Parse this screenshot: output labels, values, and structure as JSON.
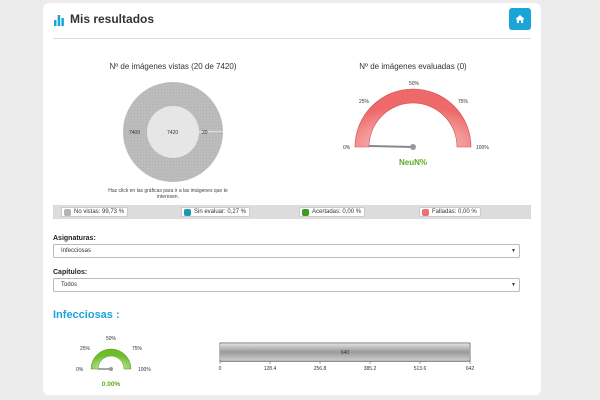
{
  "header": {
    "title": "Mis resultados",
    "title_icon": "bar-chart-icon",
    "home_icon": "home-icon"
  },
  "viewed_chart": {
    "title": "Nº de imágenes vistas (20 de 7420)",
    "outer_label": "7400",
    "inner_label": "7420",
    "slice_label": "20",
    "hint": "Haz click en las gráficas para ir a las imágenes que te interesen."
  },
  "evaluated_gauge": {
    "title": "Nº de imágenes evaluadas (0)",
    "ticks": [
      "0%",
      "25%",
      "50%",
      "75%",
      "100%"
    ],
    "value_label": "NeuN%"
  },
  "legend": [
    {
      "label": "No vistas: 99,73 %",
      "color": "#b4b4b4"
    },
    {
      "label": "Sin evaluar: 0,27 %",
      "color": "#1e9ab0"
    },
    {
      "label": "Acertadas: 0,00 %",
      "color": "#3c9a1e"
    },
    {
      "label": "Falladas: 0,00 %",
      "color": "#f07070"
    }
  ],
  "filters": {
    "asignaturas_label": "Asignaturas:",
    "asignaturas_value": "Infecciosas",
    "capitulos_label": "Capítulos:",
    "capitulos_value": "Todos"
  },
  "section": {
    "title": "Infecciosas :",
    "gauge_ticks": [
      "0%",
      "25%",
      "50%",
      "75%",
      "100%"
    ],
    "gauge_value": "0.00%",
    "bar_value_label": "640",
    "bar_axis": [
      "0",
      "128.4",
      "256.8",
      "385.2",
      "513.6",
      "642"
    ]
  },
  "chart_data": [
    {
      "type": "pie",
      "categories": [
        "No vistas",
        "Sin evaluar"
      ],
      "values": [
        7400,
        20
      ],
      "title": "Nº de imágenes vistas (20 de 7420)"
    },
    {
      "type": "gauge",
      "title": "Nº de imágenes evaluadas (0)",
      "value": 0,
      "range": [
        0,
        100
      ]
    },
    {
      "type": "gauge",
      "value": 0,
      "range": [
        0,
        100
      ]
    },
    {
      "type": "bar",
      "values": [
        640
      ],
      "xlim": [
        0,
        642
      ]
    }
  ]
}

☆ ☆ ☆ ☆

» Exercise requirements
Reproduce every line from the preceding data in which the word "evaluadas" can be found.

» Written answer
    "title": "Nº de imágenes evaluadas (0)",
      "title": "Nº de imágenes evaluadas (0)",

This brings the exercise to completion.